**PROBLEM:**
Go over the entries below line by line, copying each one that contains the word "title".

Figure contents as structured data:
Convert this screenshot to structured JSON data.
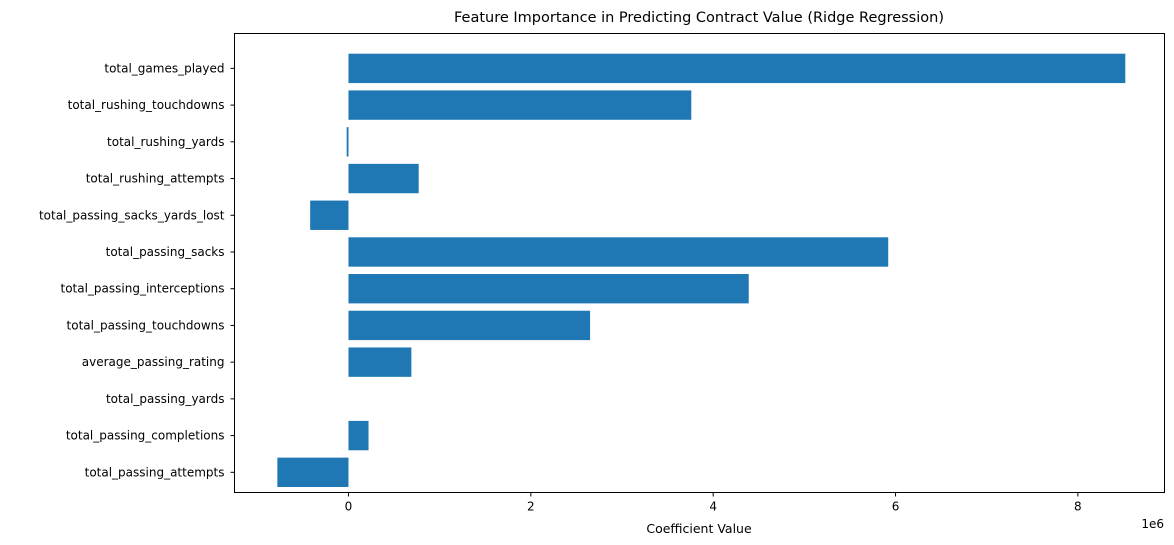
{
  "chart_data": {
    "type": "bar",
    "orientation": "horizontal",
    "title": "Feature Importance in Predicting Contract Value (Ridge Regression)",
    "xlabel": "Coefficient Value",
    "ylabel": "",
    "offset_text": "1e6",
    "xlim": [
      -1.25,
      8.95
    ],
    "xticks": [
      0,
      2,
      4,
      6,
      8
    ],
    "scale_multiplier": 1000000,
    "bar_color": "#1f77b4",
    "grid": false,
    "categories": [
      "total_games_played",
      "total_rushing_touchdowns",
      "total_rushing_yards",
      "total_rushing_attempts",
      "total_passing_sacks_yards_lost",
      "total_passing_sacks",
      "total_passing_interceptions",
      "total_passing_touchdowns",
      "average_passing_rating",
      "total_passing_yards",
      "total_passing_completions",
      "total_passing_attempts"
    ],
    "values": [
      8.52,
      3.76,
      -0.02,
      0.77,
      -0.42,
      5.92,
      4.39,
      2.65,
      0.69,
      0.0,
      0.22,
      -0.78
    ]
  }
}
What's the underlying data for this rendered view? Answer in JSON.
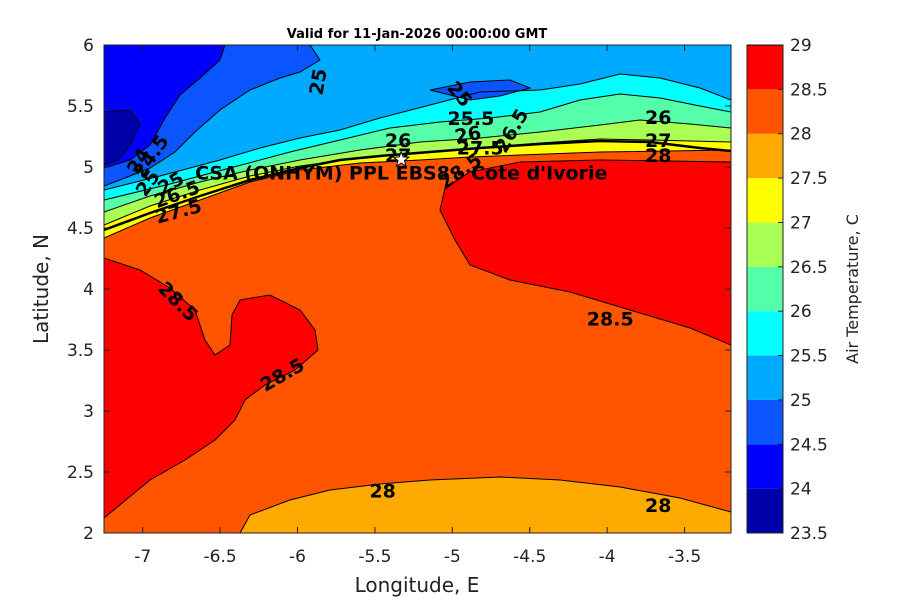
{
  "chart_data": {
    "type": "contour",
    "title": "Valid for 11-Jan-2026 00:00:00 GMT",
    "xlabel": "Longitude, E",
    "ylabel": "Latitude, N",
    "xlim": [
      -7.25,
      -3.2
    ],
    "ylim": [
      2,
      6
    ],
    "xticks": [
      -7,
      -6.5,
      -6,
      -5.5,
      -5,
      -4.5,
      -4,
      -3.5
    ],
    "xtick_labels": [
      "-7",
      "-6.5",
      "-6",
      "-5.5",
      "-5",
      "-4.5",
      "-4",
      "-3.5"
    ],
    "yticks": [
      2,
      2.5,
      3,
      3.5,
      4,
      4.5,
      5,
      5.5,
      6
    ],
    "ytick_labels": [
      "2",
      "2.5",
      "3",
      "3.5",
      "4",
      "4.5",
      "5",
      "5.5",
      "6"
    ],
    "colorbar": {
      "label": "Air Temperature, C",
      "min": 23.5,
      "max": 29,
      "ticks": [
        23.5,
        24,
        24.5,
        25,
        25.5,
        26,
        26.5,
        27,
        27.5,
        28,
        28.5,
        29
      ],
      "tick_labels": [
        "23.5",
        "24",
        "24.5",
        "25",
        "25.5",
        "26",
        "26.5",
        "27",
        "27.5",
        "28",
        "28.5",
        "29"
      ],
      "level_colors": [
        "#0000aa",
        "#0000ff",
        "#0a55ff",
        "#00aaff",
        "#00ffff",
        "#55ffaa",
        "#aaff55",
        "#ffff00",
        "#ffaa00",
        "#ff5500",
        "#ff0000"
      ]
    },
    "site": {
      "label": "CSA (ONHYM) PPL EBS8 - Cote d'Ivorie",
      "lon": -5.33,
      "lat": 5.06
    },
    "contour_labels": [
      {
        "text": "25",
        "lon": -5.87,
        "lat": 5.7,
        "angle": -80
      },
      {
        "text": "25",
        "lon": -4.95,
        "lat": 5.6,
        "angle": 50
      },
      {
        "text": "25.5",
        "lon": -4.88,
        "lat": 5.4,
        "angle": 0
      },
      {
        "text": "26",
        "lon": -5.35,
        "lat": 5.22,
        "angle": 0
      },
      {
        "text": "26",
        "lon": -4.9,
        "lat": 5.27,
        "angle": -10
      },
      {
        "text": "27",
        "lon": -5.35,
        "lat": 5.1,
        "angle": 0
      },
      {
        "text": "27.5",
        "lon": -4.82,
        "lat": 5.16,
        "angle": 0
      },
      {
        "text": "26.5",
        "lon": -4.62,
        "lat": 5.3,
        "angle": -60
      },
      {
        "text": "28.5",
        "lon": -4.95,
        "lat": 4.97,
        "angle": -35
      },
      {
        "text": "24",
        "lon": -7.03,
        "lat": 5.05,
        "angle": -60
      },
      {
        "text": "24.5",
        "lon": -6.95,
        "lat": 5.09,
        "angle": -55
      },
      {
        "text": "25",
        "lon": -6.97,
        "lat": 4.87,
        "angle": -55
      },
      {
        "text": "25",
        "lon": -6.82,
        "lat": 4.87,
        "angle": -30
      },
      {
        "text": "26.5",
        "lon": -6.78,
        "lat": 4.78,
        "angle": -20
      },
      {
        "text": "27.5",
        "lon": -6.77,
        "lat": 4.64,
        "angle": -15
      },
      {
        "text": "26",
        "lon": -3.67,
        "lat": 5.41,
        "angle": 0
      },
      {
        "text": "27",
        "lon": -3.67,
        "lat": 5.22,
        "angle": 0
      },
      {
        "text": "28",
        "lon": -3.67,
        "lat": 5.1,
        "angle": 0
      },
      {
        "text": "28.5",
        "lon": -6.77,
        "lat": 3.9,
        "angle": 45
      },
      {
        "text": "28.5",
        "lon": -6.1,
        "lat": 3.3,
        "angle": -30
      },
      {
        "text": "28.5",
        "lon": -3.98,
        "lat": 3.76,
        "angle": 0
      },
      {
        "text": "28",
        "lon": -5.45,
        "lat": 2.35,
        "angle": 0
      },
      {
        "text": "28",
        "lon": -3.67,
        "lat": 2.23,
        "angle": 0
      }
    ]
  }
}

**TASK SOLUTION:**
    "title": "Feature Importance in Predicting Contract Value (Ridge Regression)",
    "title": "Valid for 11-Jan-2026 00:00:00 GMT",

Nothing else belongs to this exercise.